__What is being asked__
Beginning with the line in which "What's the underlying" appears, transcribe each line word for word until the records end. Do not include pictures.

Records from a data collection:
————————

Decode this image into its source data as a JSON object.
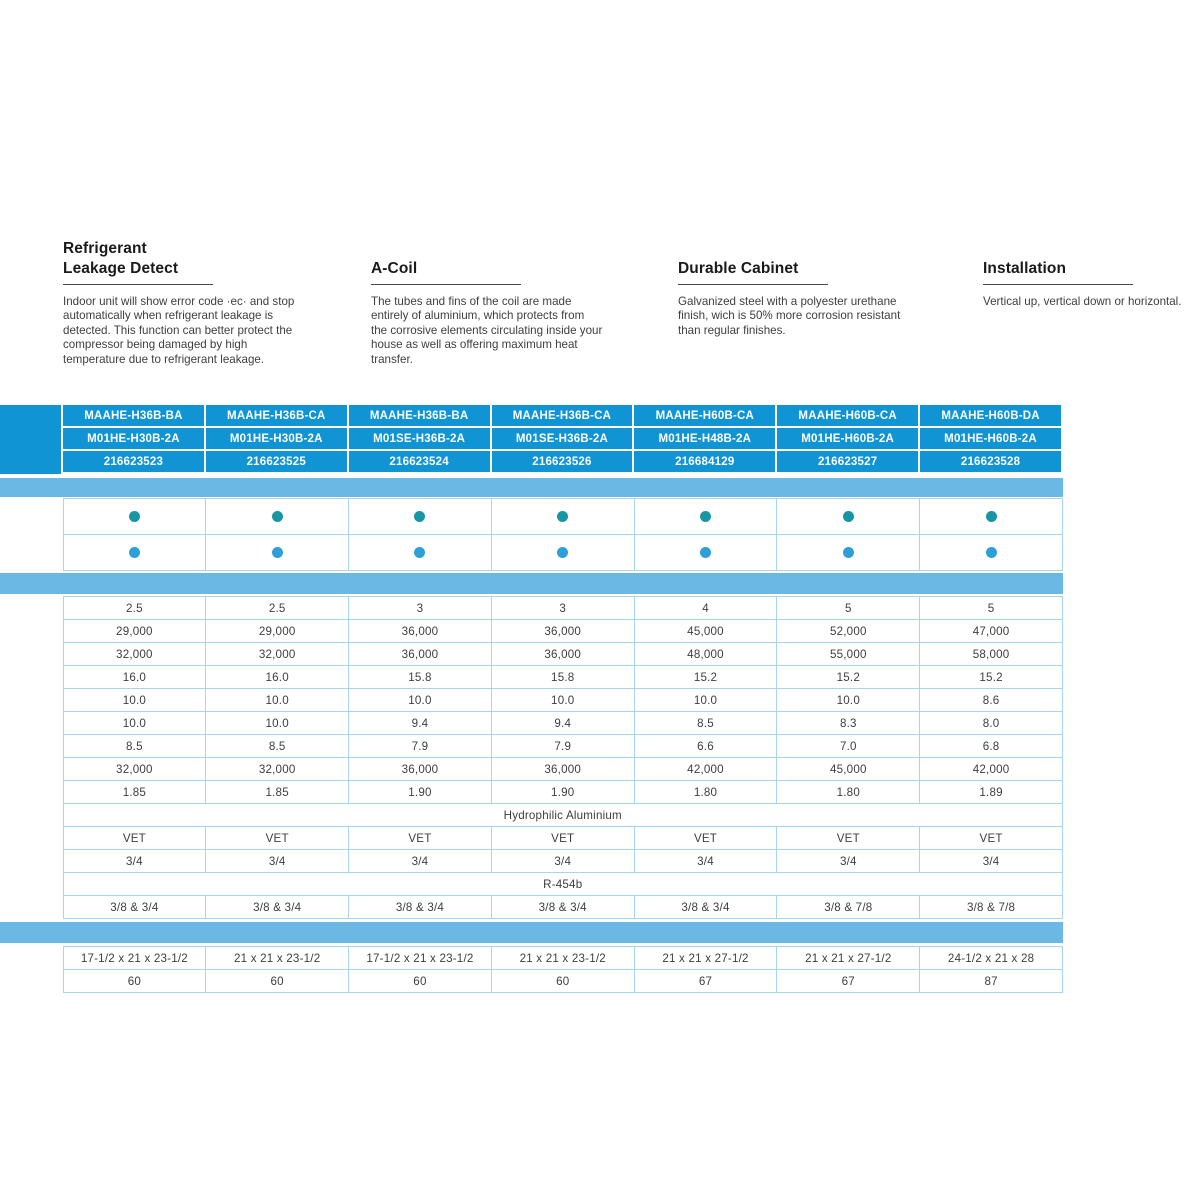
{
  "colors": {
    "header_blue": "#1094D4",
    "band_blue": "#6CB8E4",
    "grid_border": "#A8D4EE",
    "dot_teal": "#1896A6",
    "dot_blue": "#2E9FD9",
    "text_dark": "#3E3E3E"
  },
  "features": [
    {
      "title": "Refrigerant\nLeakage Detect",
      "body": "Indoor unit will show error code ·ec· and stop automatically when refrigerant leakage is detected. This function can better protect the compressor being damaged by high temperature due to refrigerant leakage."
    },
    {
      "title": "A-Coil",
      "body": "The tubes and fins of the coil are made entirely of aluminium, which protects from the corrosive elements circulating inside your house as well as offering maximum heat transfer."
    },
    {
      "title": "Durable Cabinet",
      "body": "Galvanized steel with a polyester urethane finish, wich is 50% more corrosion resistant than regular finishes."
    },
    {
      "title": "Installation",
      "body": "Vertical up, vertical down or horizontal."
    }
  ],
  "table": {
    "columns": [
      {
        "model": "MAAHE-H36B-BA",
        "coil": "M01HE-H30B-2A",
        "sku": "216623523"
      },
      {
        "model": "MAAHE-H36B-CA",
        "coil": "M01HE-H30B-2A",
        "sku": "216623525"
      },
      {
        "model": "MAAHE-H36B-BA",
        "coil": "M01SE-H36B-2A",
        "sku": "216623524"
      },
      {
        "model": "MAAHE-H36B-CA",
        "coil": "M01SE-H36B-2A",
        "sku": "216623526"
      },
      {
        "model": "MAAHE-H60B-CA",
        "coil": "M01HE-H48B-2A",
        "sku": "216684129"
      },
      {
        "model": "MAAHE-H60B-CA",
        "coil": "M01HE-H60B-2A",
        "sku": "216623527"
      },
      {
        "model": "MAAHE-H60B-DA",
        "coil": "M01HE-H60B-2A",
        "sku": "216623528"
      }
    ],
    "dot_rows": [
      {
        "color": "#1896A6"
      },
      {
        "color": "#2E9FD9"
      }
    ],
    "spec_rows": [
      [
        "2.5",
        "2.5",
        "3",
        "3",
        "4",
        "5",
        "5"
      ],
      [
        "29,000",
        "29,000",
        "36,000",
        "36,000",
        "45,000",
        "52,000",
        "47,000"
      ],
      [
        "32,000",
        "32,000",
        "36,000",
        "36,000",
        "48,000",
        "55,000",
        "58,000"
      ],
      [
        "16.0",
        "16.0",
        "15.8",
        "15.8",
        "15.2",
        "15.2",
        "15.2"
      ],
      [
        "10.0",
        "10.0",
        "10.0",
        "10.0",
        "10.0",
        "10.0",
        "8.6"
      ],
      [
        "10.0",
        "10.0",
        "9.4",
        "9.4",
        "8.5",
        "8.3",
        "8.0"
      ],
      [
        "8.5",
        "8.5",
        "7.9",
        "7.9",
        "6.6",
        "7.0",
        "6.8"
      ],
      [
        "32,000",
        "32,000",
        "36,000",
        "36,000",
        "42,000",
        "45,000",
        "42,000"
      ],
      [
        "1.85",
        "1.85",
        "1.90",
        "1.90",
        "1.80",
        "1.80",
        "1.89"
      ]
    ],
    "merged_coil_fin": "Hydrophilic Aluminium",
    "mid_rows": [
      [
        "VET",
        "VET",
        "VET",
        "VET",
        "VET",
        "VET",
        "VET"
      ],
      [
        "3/4",
        "3/4",
        "3/4",
        "3/4",
        "3/4",
        "3/4",
        "3/4"
      ]
    ],
    "merged_refrigerant_type": "R-454b",
    "line_set_row": [
      "3/8 & 3/4",
      "3/8 & 3/4",
      "3/8 & 3/4",
      "3/8 & 3/4",
      "3/8 & 3/4",
      "3/8 & 7/8",
      "3/8 & 7/8"
    ],
    "dims_row": [
      "17-1/2 x 21 x 23-1/2",
      "21 x 21 x 23-1/2",
      "17-1/2 x 21 x 23-1/2",
      "21 x 21 x 23-1/2",
      "21 x 21 x 27-1/2",
      "21 x 21 x 27-1/2",
      "24-1/2 x 21 x 28"
    ],
    "weight_row": [
      "60",
      "60",
      "60",
      "60",
      "67",
      "67",
      "87"
    ]
  }
}
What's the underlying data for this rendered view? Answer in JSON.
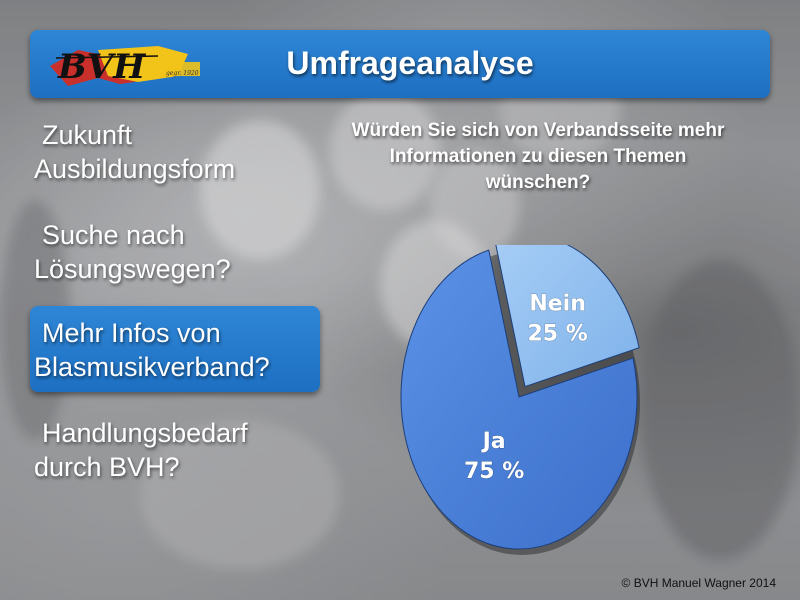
{
  "slide": {
    "title": "Umfrageanalyse",
    "logo_text": "BVH",
    "logo_subtext": "gegr. 1920",
    "bullets": [
      {
        "line1": "Zukunft",
        "line2": "Ausbildungsform",
        "highlighted": false
      },
      {
        "line1": "Suche nach",
        "line2": "Lösungswegen?",
        "highlighted": false
      },
      {
        "line1": "Mehr Infos von",
        "line2": "Blasmusikverband?",
        "highlighted": true
      },
      {
        "line1": "Handlungsbedarf",
        "line2": "durch BVH?",
        "highlighted": false
      }
    ],
    "copyright": "© BVH Manuel Wagner 2014",
    "accent_color": "#1d6fc2"
  },
  "chart_data": {
    "type": "pie",
    "title": "Würden Sie sich von Verbandsseite mehr Informationen zu diesen Themen wünschen?",
    "title_lines": [
      "Würden Sie sich von Verbandsseite mehr",
      "Informationen zu diesen Themen",
      "wünschen?"
    ],
    "slices": [
      {
        "label": "Nein",
        "value": 25,
        "value_label": "25 %",
        "color": "#8fbef0",
        "exploded": true
      },
      {
        "label": "Ja",
        "value": 75,
        "value_label": "75 %",
        "color": "#4a80dc",
        "exploded": false
      }
    ]
  }
}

————————

__Exercise output__
What's the underlying data for this rendered view? Answer in JSON.
{
  "slide": {
    "title": "Umfrageanalyse",
    "logo_text": "BVH",
    "logo_subtext": "gegr. 1920",
    "bullets": [
      {
        "line1": "Zukunft",
        "line2": "Ausbildungsform",
        "highlighted": false
      },
      {
        "line1": "Suche nach",
        "line2": "Lösungswegen?",
        "highlighted": false
      },
      {
        "line1": "Mehr Infos von",
        "line2": "Blasmusikverband?",
        "highlighted": true
      },
      {
        "line1": "Handlungsbedarf",
        "line2": "durch BVH?",
        "highlighted": false
      }
    ],
    "copyright": "© BVH Manuel Wagner 2014",
    "accent_color": "#1d6fc2"
  },
  "chart_data": {
    "type": "pie",
    "title": "Würden Sie sich von Verbandsseite mehr Informationen zu diesen Themen wünschen?",
    "title_lines": [
      "Würden Sie sich von Verbandsseite mehr",
      "Informationen zu diesen Themen",
      "wünschen?"
    ],
    "slices": [
      {
        "label": "Nein",
        "value": 25,
        "value_label": "25 %",
        "color": "#8fbef0",
        "exploded": true
      },
      {
        "label": "Ja",
        "value": 75,
        "value_label": "75 %",
        "color": "#4a80dc",
        "exploded": false
      }
    ]
  }
}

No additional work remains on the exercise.